A run of records -

(begin)

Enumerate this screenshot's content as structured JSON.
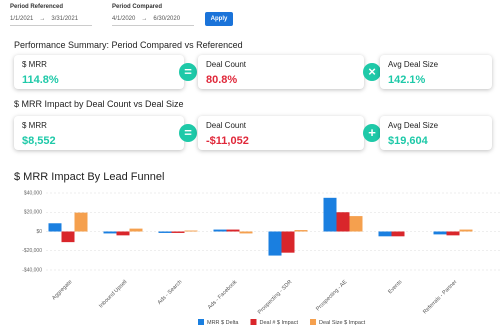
{
  "filters": {
    "referenced": {
      "label": "Period Referenced",
      "start": "1/1/2021",
      "end": "3/31/2021"
    },
    "compared": {
      "label": "Period Compared",
      "start": "4/1/2020",
      "end": "6/30/2020"
    },
    "button": "Apply"
  },
  "summary": {
    "title": "Performance Summary: Period Compared vs Referenced",
    "cards": [
      {
        "label": "$ MRR",
        "value": "114.8%"
      },
      {
        "label": "Deal Count",
        "value": "80.8%"
      },
      {
        "label": "Avg Deal Size",
        "value": "142.1%"
      }
    ]
  },
  "impact": {
    "title": "$ MRR Impact by Deal Count vs Deal Size",
    "cards": [
      {
        "label": "$ MRR",
        "value": "$8,552"
      },
      {
        "label": "Deal Count",
        "value": "-$11,052"
      },
      {
        "label": "Avg Deal Size",
        "value": "$19,604"
      }
    ]
  },
  "chart_data": {
    "type": "bar",
    "title": "$ MRR Impact By Lead Funnel",
    "categories": [
      "Aggregate",
      "Inbound Upsell",
      "Ads - Search",
      "Ads - Facebook",
      "Prospecting - SDR",
      "Prospecting - AE",
      "Events",
      "Referrals - Partner"
    ],
    "series": [
      {
        "name": "MRR $ Delta",
        "color": "#1a7fe0",
        "values": [
          8552,
          -2000,
          -1500,
          2000,
          -25000,
          35000,
          -5000,
          -3000
        ]
      },
      {
        "name": "Deal # $ Impact",
        "color": "#d9262b",
        "values": [
          -11052,
          -4000,
          -1500,
          2000,
          -22000,
          20000,
          -5000,
          -4000
        ]
      },
      {
        "name": "Deal Size $ Impact",
        "color": "#f5a04e",
        "values": [
          19604,
          3000,
          1000,
          -2000,
          1500,
          16000,
          0,
          2000
        ]
      }
    ],
    "ylim": [
      -40000,
      40000
    ],
    "yticks": [
      {
        "value": -40000,
        "label": "-$40,000"
      },
      {
        "value": -20000,
        "label": "-$20,000"
      },
      {
        "value": 0,
        "label": "$0"
      },
      {
        "value": 20000,
        "label": "$20,000"
      },
      {
        "value": 40000,
        "label": "$40,000"
      }
    ],
    "grid": true,
    "legend": "bottom"
  }
}
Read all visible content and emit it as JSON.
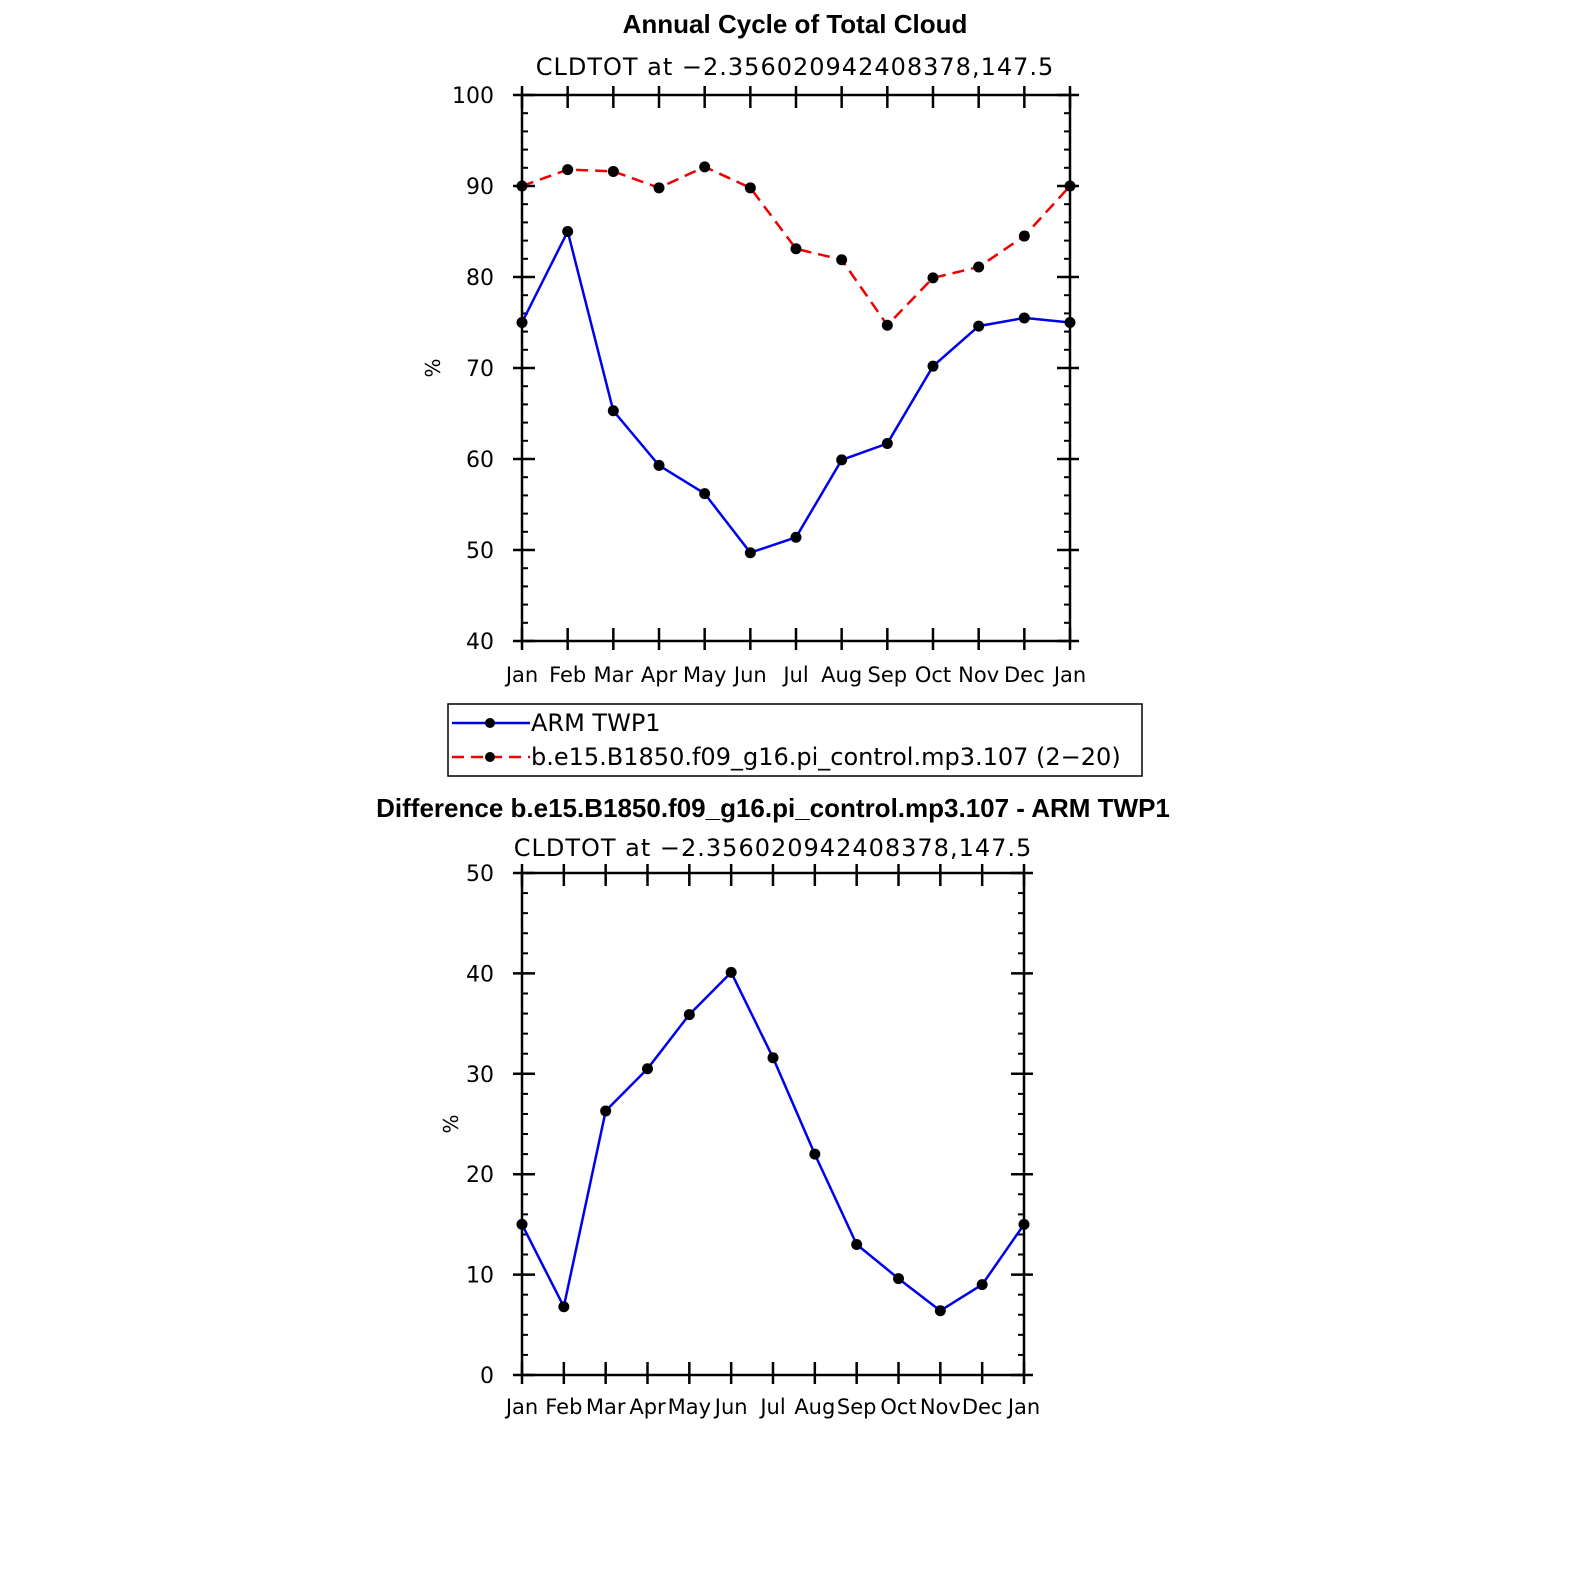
{
  "chart_data": [
    {
      "type": "line",
      "title": "Annual Cycle of Total Cloud",
      "subtitle": "CLDTOT at −2.356020942408378,147.5",
      "xlabel": "",
      "ylabel": "%",
      "categories": [
        "Jan",
        "Feb",
        "Mar",
        "Apr",
        "May",
        "Jun",
        "Jul",
        "Aug",
        "Sep",
        "Oct",
        "Nov",
        "Dec",
        "Jan"
      ],
      "ylim": [
        40,
        100
      ],
      "yticks": [
        40,
        50,
        60,
        70,
        80,
        90,
        100
      ],
      "series": [
        {
          "name": "ARM TWP1",
          "color": "#0000ee",
          "dash": "solid",
          "values": [
            75.0,
            85.0,
            65.3,
            59.3,
            56.2,
            49.7,
            51.4,
            59.9,
            61.7,
            70.2,
            74.6,
            75.5,
            75.0
          ]
        },
        {
          "name": "b.e15.B1850.f09_g16.pi_control.mp3.107 (2−20)",
          "color": "#ee0000",
          "dash": "dashed",
          "values": [
            90.0,
            91.8,
            91.6,
            89.8,
            92.1,
            89.8,
            83.1,
            81.9,
            74.7,
            79.9,
            81.1,
            84.5,
            90.0
          ]
        }
      ],
      "legend_position": "below"
    },
    {
      "type": "line",
      "title": "Difference b.e15.B1850.f09_g16.pi_control.mp3.107 - ARM TWP1",
      "subtitle": "CLDTOT at −2.356020942408378,147.5",
      "xlabel": "",
      "ylabel": "%",
      "categories": [
        "Jan",
        "Feb",
        "Mar",
        "Apr",
        "May",
        "Jun",
        "Jul",
        "Aug",
        "Sep",
        "Oct",
        "Nov",
        "Dec",
        "Jan"
      ],
      "ylim": [
        0,
        50
      ],
      "yticks": [
        0,
        10,
        20,
        30,
        40,
        50
      ],
      "series": [
        {
          "name": "Difference",
          "color": "#0000ee",
          "dash": "solid",
          "values": [
            15.0,
            6.8,
            26.3,
            30.5,
            35.9,
            40.1,
            31.6,
            22.0,
            13.0,
            9.6,
            6.4,
            9.0,
            15.0
          ]
        }
      ]
    }
  ]
}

(end)

THE EXERCISE -
Extract every line above containing the word "JSON".

TASK ANSWER -
Enumerate this screenshot's content as structured JSON.
Read all visible content and emit it as JSON.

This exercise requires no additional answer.